## DOCUMENT EXCERPT

# Ice Dam Removal, What should i charge?



## DrakeSabitch (Jan 20, 2010)

I am looking into offering ice dam removal for my driveway customers, but i don't know what would be too much or too less. I probably wont be getting too intense with it, just using a roof rake from the ground. It would be mostly a one man operation (me, or maybe a buddy if i get enough requests) What/How are you guys charging for this? Thanks


----------



## justme- (Dec 28, 2004)

Well, with my experience with ice dams, I can tell you once they have started, a roof rake is not enough. You have to release the water up there and it's only a temporary situation if the cause of the dam is not solved (usually venting or insulation issues). Raking the edges is good preventative, but not the cure. 
I have had to chip out channels 2x already on one roofline of my house in the past 10 days- chip through 10 inch thick ice that extends 12 inches up the roof then placed in ice melt socks to keep them open for a few days letting the melt drain.
4-5 hours on a ladder each time. My suggestion would be sell roof raking, not ice dam service, leave the roof work to roofers. Really easy to damage a roof if you are not careful.


----------



## Pristine PM ltd (Oct 15, 2005)

I agree, don't even think of being able to get rid of the ice without crazy heating systems. We see this like crazy on poorly insulated condo's. All the heat in the attic escapes and melt the snow sort of, causes 6 inch ice on the front porches. They need to insulated the attic, vent it properly, and problem should go away.


----------



## Carpenter98 (Dec 24, 2010)

Check this article out. It is worth paying the fee for just to read. I get this magazine & read this article last week.

http://www.jlconline.com/cgi-bin/jl...0bcd87b627180a32100a0667/Product/View/1101mak


----------



## DrakeSabitch (Jan 20, 2010)

ok good advice thanks guys.


----------



## Eronningen (Dec 20, 2008)

DrakeSa*****;1221372 said:


> I am looking into offering ice dam removal for my driveway customers, but i don't know what would be too much or too less. I probably wont be getting too intense with it, just using a roof rake from the ground. It would be mostly a one man operation (me, or maybe a buddy if i get enough requests) What/How are you guys charging for this? Thanks


Thats not ice dam removal, its roof snow removal.


----------



## Carpenter98 (Dec 24, 2010)

Eronningen;1233273 said:


> Thats not ice dam removal, its roof snow removal.


Good point. I didn't catch that the first time.


----------

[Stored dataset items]
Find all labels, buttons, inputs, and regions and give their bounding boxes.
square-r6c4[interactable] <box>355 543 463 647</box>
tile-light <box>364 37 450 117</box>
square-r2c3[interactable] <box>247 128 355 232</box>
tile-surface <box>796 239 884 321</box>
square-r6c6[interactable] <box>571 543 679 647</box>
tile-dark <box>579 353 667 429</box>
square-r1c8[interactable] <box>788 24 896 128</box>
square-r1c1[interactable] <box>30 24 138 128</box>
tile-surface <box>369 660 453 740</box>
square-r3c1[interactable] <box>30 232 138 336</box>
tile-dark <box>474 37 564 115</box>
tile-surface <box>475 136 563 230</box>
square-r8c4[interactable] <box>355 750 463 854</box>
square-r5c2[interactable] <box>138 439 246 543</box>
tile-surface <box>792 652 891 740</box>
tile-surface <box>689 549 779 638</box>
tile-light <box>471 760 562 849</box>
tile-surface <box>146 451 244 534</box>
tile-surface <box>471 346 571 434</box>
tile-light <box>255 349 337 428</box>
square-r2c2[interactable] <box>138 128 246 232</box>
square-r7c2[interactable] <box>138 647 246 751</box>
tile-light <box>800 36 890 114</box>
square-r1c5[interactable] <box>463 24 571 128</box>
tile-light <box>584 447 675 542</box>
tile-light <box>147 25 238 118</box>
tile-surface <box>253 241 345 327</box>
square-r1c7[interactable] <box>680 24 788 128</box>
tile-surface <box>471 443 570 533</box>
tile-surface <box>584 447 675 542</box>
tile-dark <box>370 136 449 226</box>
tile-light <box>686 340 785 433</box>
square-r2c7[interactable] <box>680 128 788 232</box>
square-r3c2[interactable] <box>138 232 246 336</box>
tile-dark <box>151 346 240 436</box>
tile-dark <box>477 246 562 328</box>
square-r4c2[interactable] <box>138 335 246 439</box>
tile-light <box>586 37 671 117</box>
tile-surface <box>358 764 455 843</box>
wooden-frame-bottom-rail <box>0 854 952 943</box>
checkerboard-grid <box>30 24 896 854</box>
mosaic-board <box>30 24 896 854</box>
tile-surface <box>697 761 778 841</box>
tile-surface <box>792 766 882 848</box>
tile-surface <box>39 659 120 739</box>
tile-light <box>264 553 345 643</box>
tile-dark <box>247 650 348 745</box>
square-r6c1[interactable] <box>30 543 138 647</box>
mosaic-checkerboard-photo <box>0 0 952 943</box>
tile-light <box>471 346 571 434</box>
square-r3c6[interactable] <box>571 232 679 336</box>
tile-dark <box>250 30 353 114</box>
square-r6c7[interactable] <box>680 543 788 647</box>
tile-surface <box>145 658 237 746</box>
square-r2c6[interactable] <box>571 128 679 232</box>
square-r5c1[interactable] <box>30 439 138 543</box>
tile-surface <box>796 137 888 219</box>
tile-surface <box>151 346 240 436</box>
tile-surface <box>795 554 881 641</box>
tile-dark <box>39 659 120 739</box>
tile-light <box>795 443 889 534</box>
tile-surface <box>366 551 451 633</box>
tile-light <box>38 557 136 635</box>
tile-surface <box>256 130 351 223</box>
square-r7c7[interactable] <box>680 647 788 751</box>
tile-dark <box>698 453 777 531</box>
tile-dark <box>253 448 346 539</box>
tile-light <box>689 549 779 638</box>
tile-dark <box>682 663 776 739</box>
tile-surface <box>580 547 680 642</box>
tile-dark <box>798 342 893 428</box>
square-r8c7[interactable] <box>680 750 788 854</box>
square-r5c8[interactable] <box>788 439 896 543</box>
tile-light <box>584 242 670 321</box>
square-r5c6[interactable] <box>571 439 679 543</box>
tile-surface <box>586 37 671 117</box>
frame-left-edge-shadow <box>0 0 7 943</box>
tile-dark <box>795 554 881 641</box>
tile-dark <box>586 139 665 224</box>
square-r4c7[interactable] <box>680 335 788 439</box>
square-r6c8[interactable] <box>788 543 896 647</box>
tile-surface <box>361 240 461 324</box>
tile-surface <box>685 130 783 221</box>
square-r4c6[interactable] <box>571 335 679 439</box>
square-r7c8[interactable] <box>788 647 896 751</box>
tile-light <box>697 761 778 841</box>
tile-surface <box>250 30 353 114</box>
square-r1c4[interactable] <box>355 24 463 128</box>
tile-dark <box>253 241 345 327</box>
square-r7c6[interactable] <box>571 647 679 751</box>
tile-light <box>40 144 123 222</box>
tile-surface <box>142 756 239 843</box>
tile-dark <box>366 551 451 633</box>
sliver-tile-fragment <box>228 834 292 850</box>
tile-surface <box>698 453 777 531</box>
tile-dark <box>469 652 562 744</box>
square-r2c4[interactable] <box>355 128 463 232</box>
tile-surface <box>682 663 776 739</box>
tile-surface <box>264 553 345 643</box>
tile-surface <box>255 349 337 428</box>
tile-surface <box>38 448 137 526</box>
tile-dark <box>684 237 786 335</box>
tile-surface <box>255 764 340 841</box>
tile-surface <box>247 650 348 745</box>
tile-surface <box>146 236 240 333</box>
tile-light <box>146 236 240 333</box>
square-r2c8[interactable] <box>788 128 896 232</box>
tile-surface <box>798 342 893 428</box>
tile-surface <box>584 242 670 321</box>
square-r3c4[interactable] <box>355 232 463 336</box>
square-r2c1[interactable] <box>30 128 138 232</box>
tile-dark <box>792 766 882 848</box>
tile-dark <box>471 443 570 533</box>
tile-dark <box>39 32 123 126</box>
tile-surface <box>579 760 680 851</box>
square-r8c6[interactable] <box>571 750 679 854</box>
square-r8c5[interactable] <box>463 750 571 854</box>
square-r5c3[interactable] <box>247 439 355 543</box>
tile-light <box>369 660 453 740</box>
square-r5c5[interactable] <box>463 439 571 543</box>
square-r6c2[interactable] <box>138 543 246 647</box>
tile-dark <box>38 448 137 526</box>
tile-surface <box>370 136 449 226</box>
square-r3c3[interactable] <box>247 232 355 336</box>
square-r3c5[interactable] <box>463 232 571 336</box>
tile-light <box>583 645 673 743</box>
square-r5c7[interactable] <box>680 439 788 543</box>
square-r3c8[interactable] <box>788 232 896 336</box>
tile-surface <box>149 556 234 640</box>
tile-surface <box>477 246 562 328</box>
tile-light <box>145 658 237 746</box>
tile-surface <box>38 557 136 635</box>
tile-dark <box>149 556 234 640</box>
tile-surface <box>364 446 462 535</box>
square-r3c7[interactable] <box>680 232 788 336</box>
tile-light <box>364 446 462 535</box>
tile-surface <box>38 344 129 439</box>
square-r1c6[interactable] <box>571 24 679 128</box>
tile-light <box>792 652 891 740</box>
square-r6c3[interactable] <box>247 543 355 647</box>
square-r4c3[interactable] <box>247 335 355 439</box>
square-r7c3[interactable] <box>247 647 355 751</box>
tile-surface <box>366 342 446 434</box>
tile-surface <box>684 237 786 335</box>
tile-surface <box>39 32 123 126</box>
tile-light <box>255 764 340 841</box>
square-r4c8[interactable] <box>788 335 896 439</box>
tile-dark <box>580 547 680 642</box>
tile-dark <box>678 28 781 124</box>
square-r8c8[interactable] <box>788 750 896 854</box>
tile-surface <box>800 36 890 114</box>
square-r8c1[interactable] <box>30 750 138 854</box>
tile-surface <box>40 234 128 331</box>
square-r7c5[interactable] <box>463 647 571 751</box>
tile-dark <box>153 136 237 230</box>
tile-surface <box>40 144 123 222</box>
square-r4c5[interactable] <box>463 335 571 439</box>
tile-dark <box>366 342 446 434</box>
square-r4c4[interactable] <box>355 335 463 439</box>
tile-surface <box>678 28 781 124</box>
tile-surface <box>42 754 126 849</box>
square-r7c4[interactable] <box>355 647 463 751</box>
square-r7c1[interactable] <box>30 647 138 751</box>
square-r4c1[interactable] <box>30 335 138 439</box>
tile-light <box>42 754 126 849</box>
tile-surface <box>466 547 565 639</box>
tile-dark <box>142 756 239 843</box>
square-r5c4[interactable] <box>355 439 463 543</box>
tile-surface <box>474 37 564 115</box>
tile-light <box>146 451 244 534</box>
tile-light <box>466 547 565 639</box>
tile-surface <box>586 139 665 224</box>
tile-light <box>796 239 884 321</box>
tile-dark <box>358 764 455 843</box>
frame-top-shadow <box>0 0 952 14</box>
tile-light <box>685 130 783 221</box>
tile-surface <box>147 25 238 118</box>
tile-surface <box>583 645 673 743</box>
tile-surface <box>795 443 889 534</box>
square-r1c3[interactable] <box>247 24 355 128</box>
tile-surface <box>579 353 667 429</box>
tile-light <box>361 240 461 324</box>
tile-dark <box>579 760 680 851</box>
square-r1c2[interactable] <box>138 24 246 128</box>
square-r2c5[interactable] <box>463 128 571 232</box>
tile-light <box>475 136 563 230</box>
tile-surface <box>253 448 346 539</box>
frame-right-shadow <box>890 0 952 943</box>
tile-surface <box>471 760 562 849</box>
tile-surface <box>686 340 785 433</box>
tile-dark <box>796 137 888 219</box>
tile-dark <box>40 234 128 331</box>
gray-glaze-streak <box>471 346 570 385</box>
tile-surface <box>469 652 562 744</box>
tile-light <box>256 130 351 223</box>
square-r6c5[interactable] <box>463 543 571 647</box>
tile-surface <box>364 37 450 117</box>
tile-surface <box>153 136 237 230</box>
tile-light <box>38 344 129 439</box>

## WHAT THE TASK REQUIRES
Can you extract the passage of the ice dam thread between "## justme- (Dec" and "not the cure.", inclusive? Work only from the ice dam thread.

## THE COMPLETED TASK
## justme- (Dec 28, 2004)

Well, with my experience with ice dams, I can tell you once they have started, a roof rake is not enough. You have to release the water up there and it's only a temporary situation if the cause of the dam is not solved (usually venting or insulation issues). Raking the edges is good preventative, but not the cure.